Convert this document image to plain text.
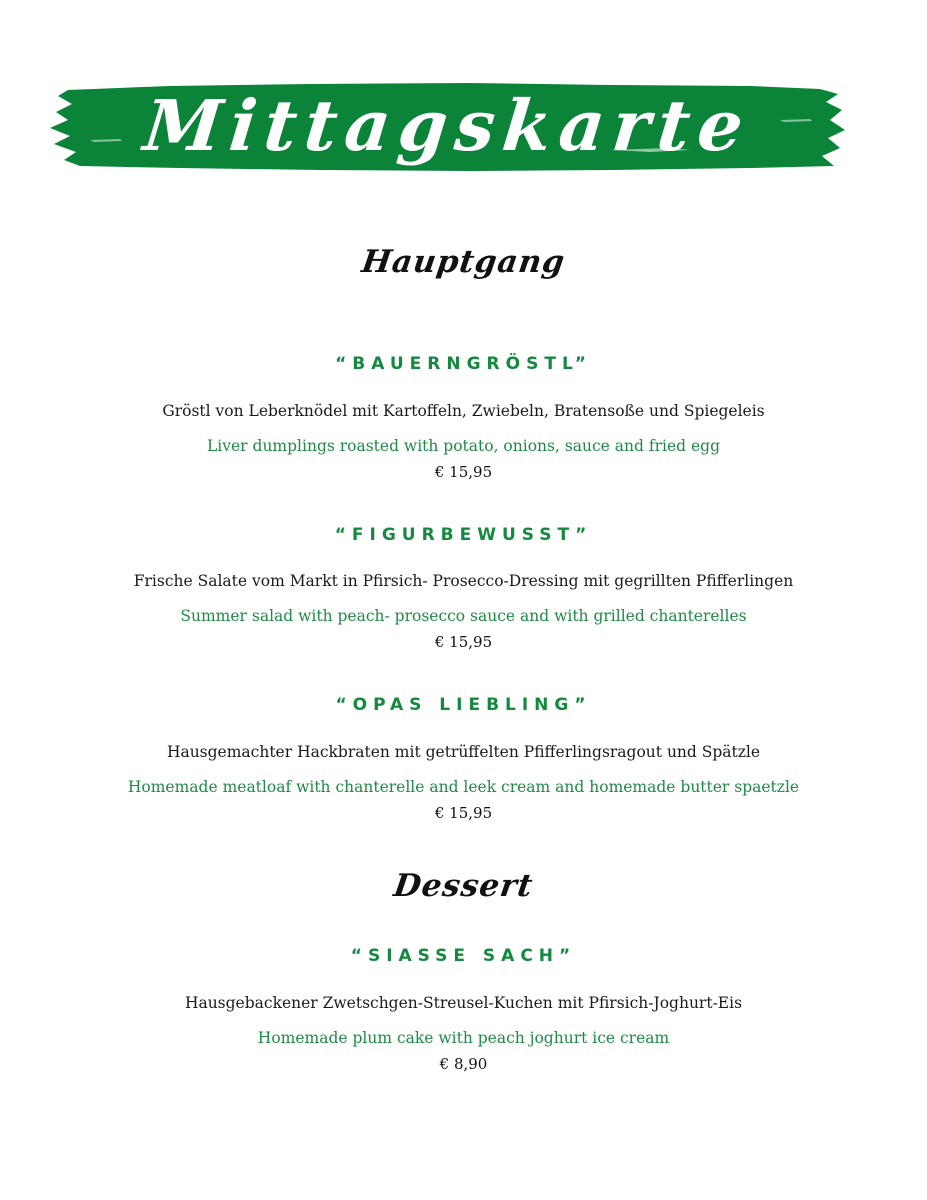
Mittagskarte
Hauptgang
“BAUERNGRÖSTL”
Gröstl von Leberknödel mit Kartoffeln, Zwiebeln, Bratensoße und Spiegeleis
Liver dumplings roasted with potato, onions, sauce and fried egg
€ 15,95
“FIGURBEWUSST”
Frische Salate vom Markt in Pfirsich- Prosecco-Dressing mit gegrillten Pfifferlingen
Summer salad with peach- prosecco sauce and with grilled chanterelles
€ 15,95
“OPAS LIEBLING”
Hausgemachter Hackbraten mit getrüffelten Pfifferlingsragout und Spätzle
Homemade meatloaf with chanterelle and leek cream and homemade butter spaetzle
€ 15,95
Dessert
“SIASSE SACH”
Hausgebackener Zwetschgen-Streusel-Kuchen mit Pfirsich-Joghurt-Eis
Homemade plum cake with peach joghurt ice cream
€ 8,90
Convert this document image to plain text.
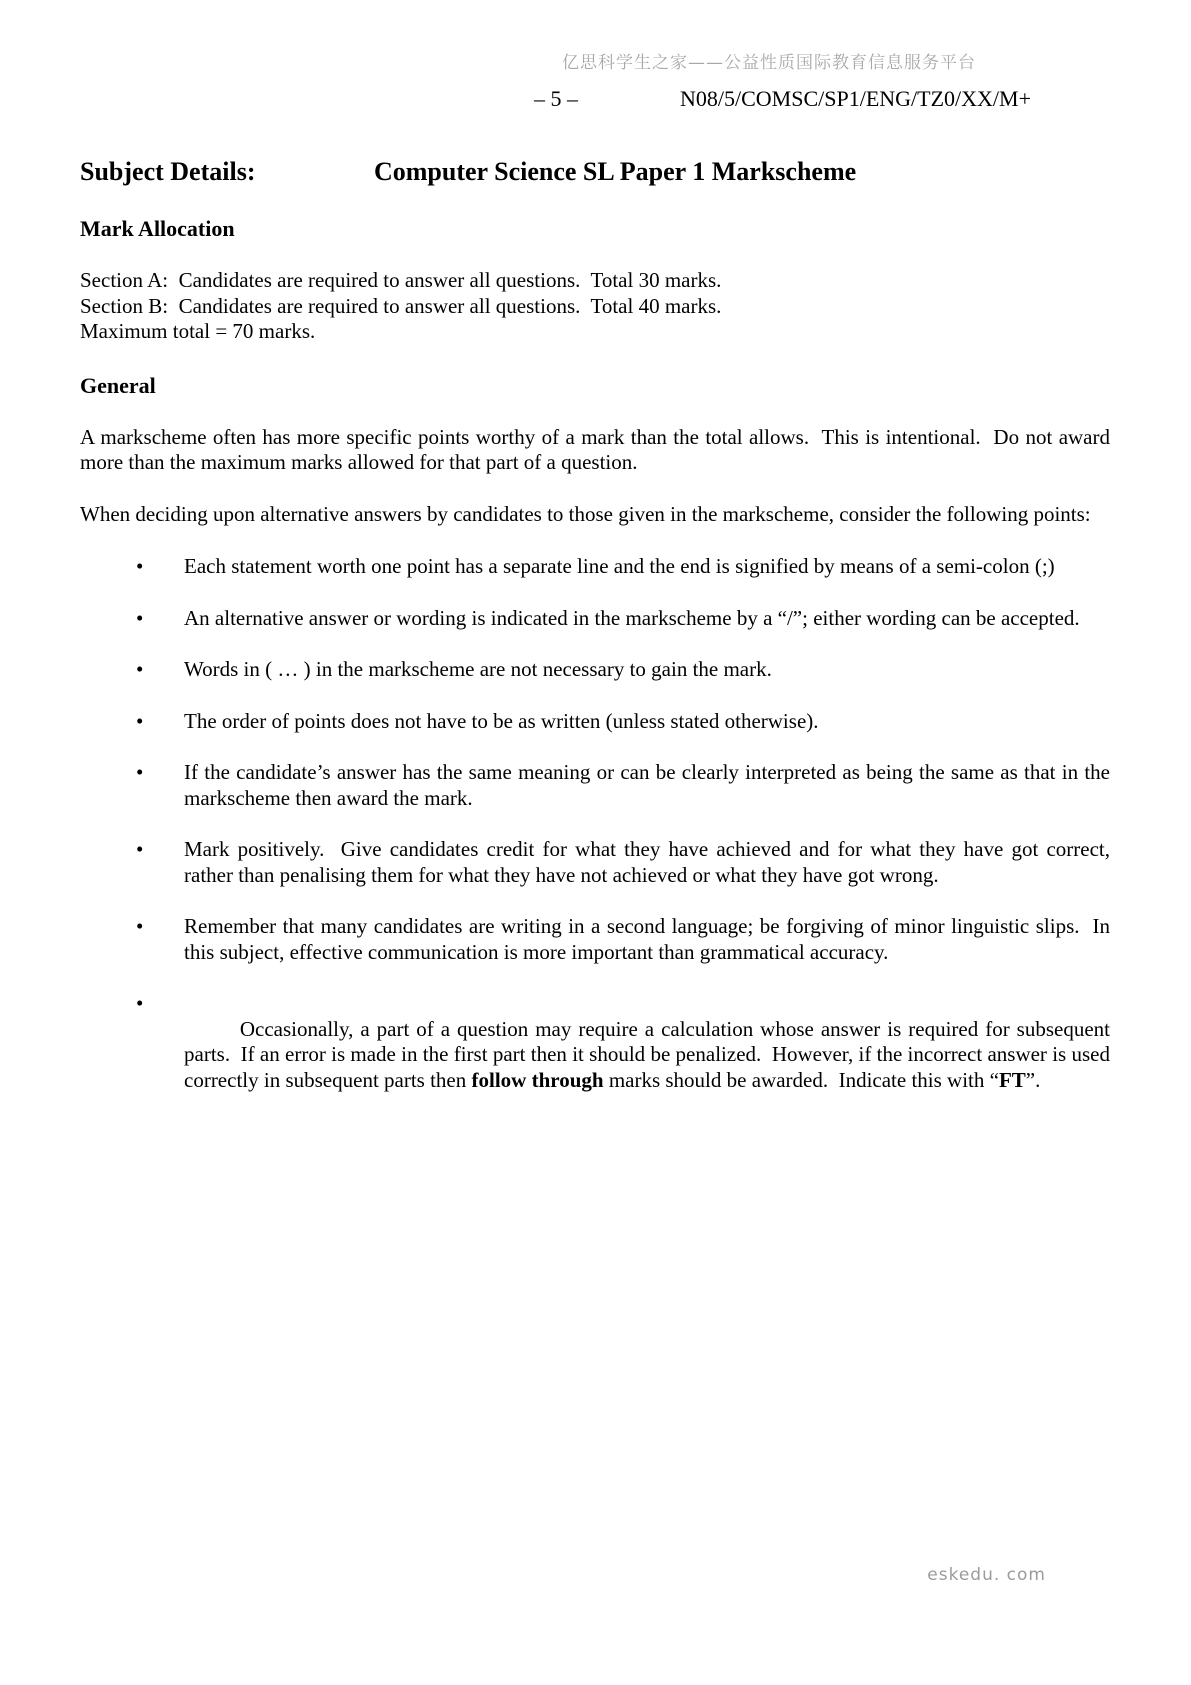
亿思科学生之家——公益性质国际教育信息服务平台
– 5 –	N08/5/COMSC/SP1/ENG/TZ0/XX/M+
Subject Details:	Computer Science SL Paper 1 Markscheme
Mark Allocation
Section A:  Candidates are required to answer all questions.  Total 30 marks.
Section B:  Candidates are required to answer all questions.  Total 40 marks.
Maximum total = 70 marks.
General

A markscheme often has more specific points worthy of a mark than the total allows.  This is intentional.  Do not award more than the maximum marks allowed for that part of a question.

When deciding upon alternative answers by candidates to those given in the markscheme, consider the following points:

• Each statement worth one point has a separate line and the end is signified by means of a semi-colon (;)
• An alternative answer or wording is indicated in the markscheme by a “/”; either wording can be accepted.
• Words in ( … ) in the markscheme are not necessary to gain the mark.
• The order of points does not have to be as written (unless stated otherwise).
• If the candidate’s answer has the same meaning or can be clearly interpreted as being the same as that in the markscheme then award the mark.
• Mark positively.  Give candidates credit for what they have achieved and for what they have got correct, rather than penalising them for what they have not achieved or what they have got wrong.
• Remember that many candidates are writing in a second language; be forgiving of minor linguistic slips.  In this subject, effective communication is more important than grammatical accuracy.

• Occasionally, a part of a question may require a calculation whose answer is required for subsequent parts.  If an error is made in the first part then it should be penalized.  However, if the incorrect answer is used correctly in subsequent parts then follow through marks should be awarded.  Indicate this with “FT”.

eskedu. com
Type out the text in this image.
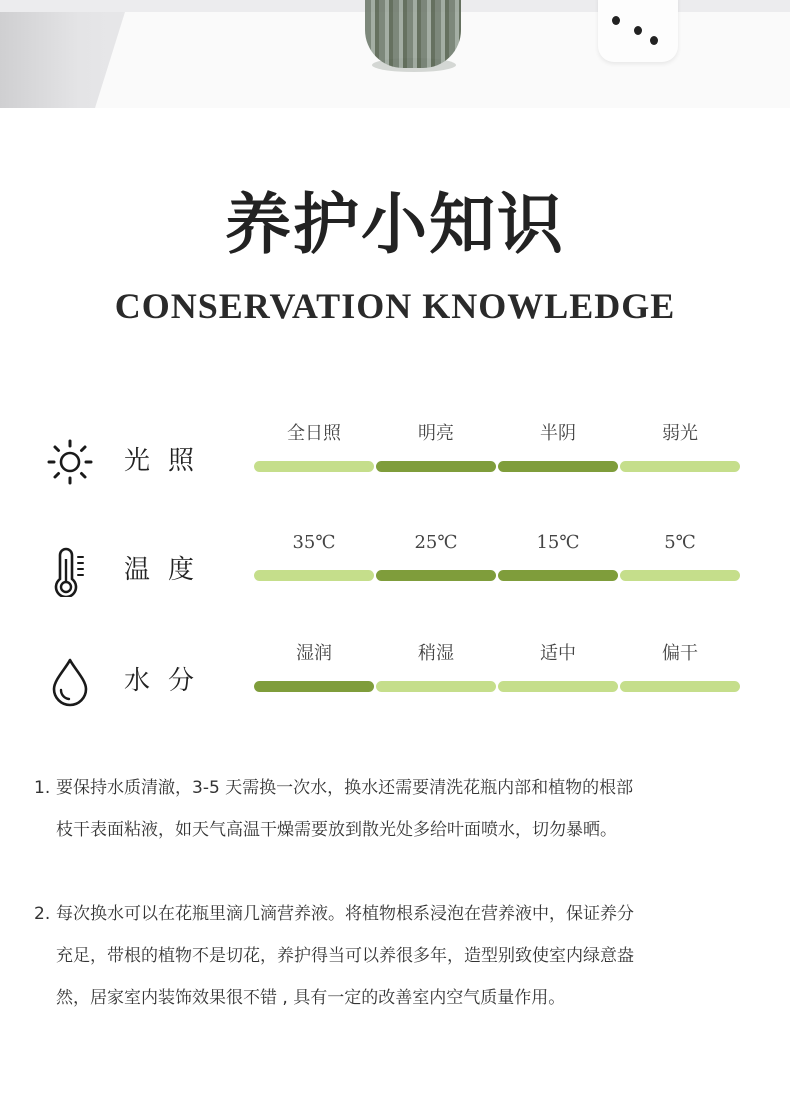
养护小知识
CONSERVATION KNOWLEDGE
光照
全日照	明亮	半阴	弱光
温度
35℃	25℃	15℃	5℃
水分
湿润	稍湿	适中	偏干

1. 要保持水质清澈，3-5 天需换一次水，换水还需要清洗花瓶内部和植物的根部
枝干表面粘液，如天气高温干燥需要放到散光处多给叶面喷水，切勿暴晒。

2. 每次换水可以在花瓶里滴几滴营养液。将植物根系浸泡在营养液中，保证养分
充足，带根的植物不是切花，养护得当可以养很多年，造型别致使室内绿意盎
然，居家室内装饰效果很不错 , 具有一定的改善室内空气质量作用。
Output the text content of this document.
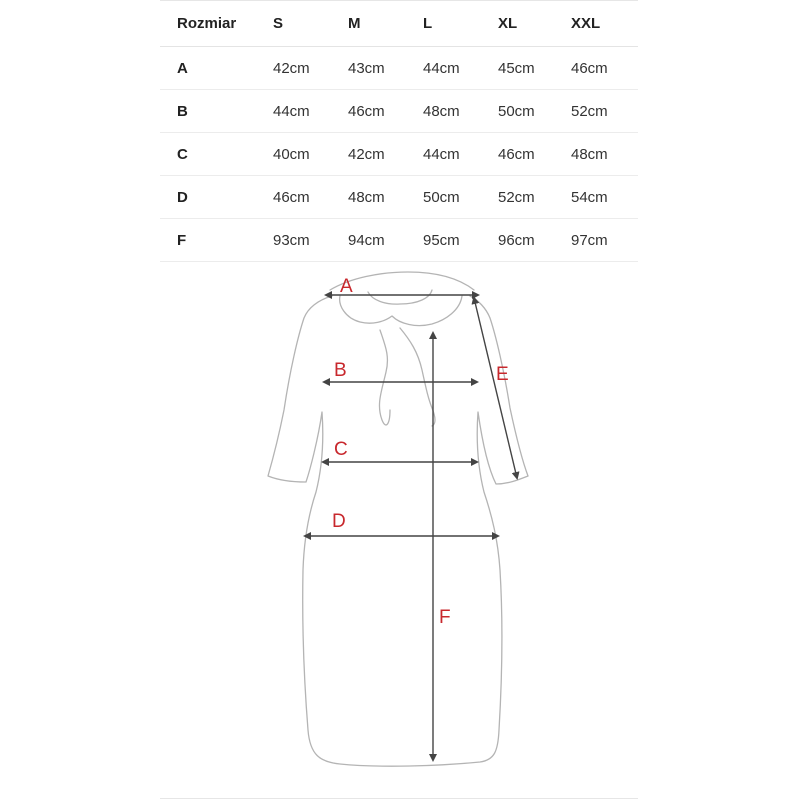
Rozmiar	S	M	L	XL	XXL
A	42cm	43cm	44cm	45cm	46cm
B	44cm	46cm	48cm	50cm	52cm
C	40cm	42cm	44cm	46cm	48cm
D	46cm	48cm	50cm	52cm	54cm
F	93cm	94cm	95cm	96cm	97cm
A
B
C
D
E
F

::::

Extract every line containing the string "then" from the data above.

> _Task output_
• If the candidate’s answer has the same meaning or can be clearly interpreted as being the same as that in the markscheme then award the mark.
• Occasionally, a part of a question may require a calculation whose answer is required for subsequent parts.  If an error is made in the first part then it should be penalized.  However, if the incorrect answer is used correctly in subsequent parts then follow through marks should be awarded.  Indicate this with “FT”.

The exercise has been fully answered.